**Your instructions:**
Omit the images. Copy each entry word for word.

⟨

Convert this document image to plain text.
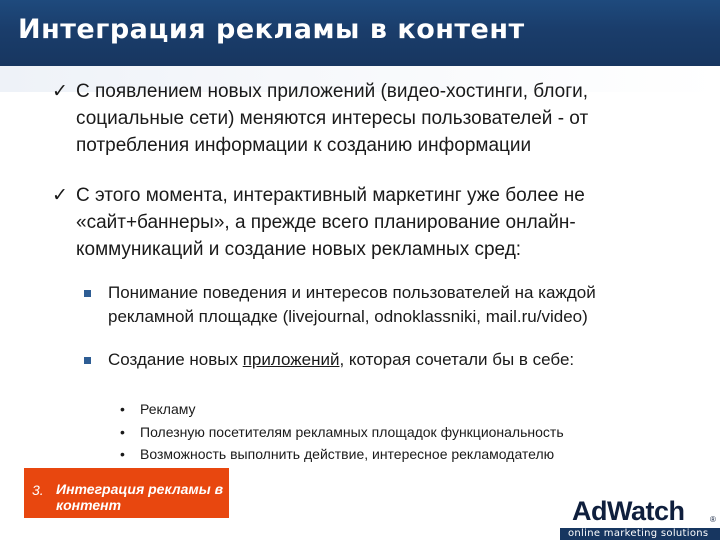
Интеграция рекламы в контент
✓ С появлением новых приложений (видео-хостинги, блоги, социальные сети) меняются интересы пользователей - от потребления информации к созданию информации
✓ С этого момента, интерактивный маркетинг уже более не «сайт+баннеры», а прежде всего планирование онлайн-коммуникаций и создание новых рекламных сред:
Понимание поведения и интересов пользователей на каждой рекламной площадке (livejournal, odnoklassniki, mail.ru/video)
Создание новых приложений, которая сочетали бы в себе:
•	Рекламу
•	Полезную посетителям рекламных площадок функциональность
•	Возможность выполнить действие, интересное рекламодателю
3. Интеграция рекламы в контент	AdWatch	®
online marketing solutions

⟩

**Task result:**
Convert this document image to plain text.
Интеграция рекламы в контент
✓ С появлением новых приложений (видео-хостинги, блоги, социальные сети) меняются интересы пользователей - от потребления информации к созданию информации
✓ С этого момента, интерактивный маркетинг уже более не «сайт+баннеры», а прежде всего планирование онлайн-коммуникаций и создание новых рекламных сред:
Понимание поведения и интересов пользователей на каждой рекламной площадке (livejournal, odnoklassniki, mail.ru/video)
Создание новых приложений, которая сочетали бы в себе:
•	Рекламу
•	Полезную посетителям рекламных площадок функциональность
•	Возможность выполнить действие, интересное рекламодателю
3. Интеграция рекламы в контент	AdWatch	®
online marketing solutions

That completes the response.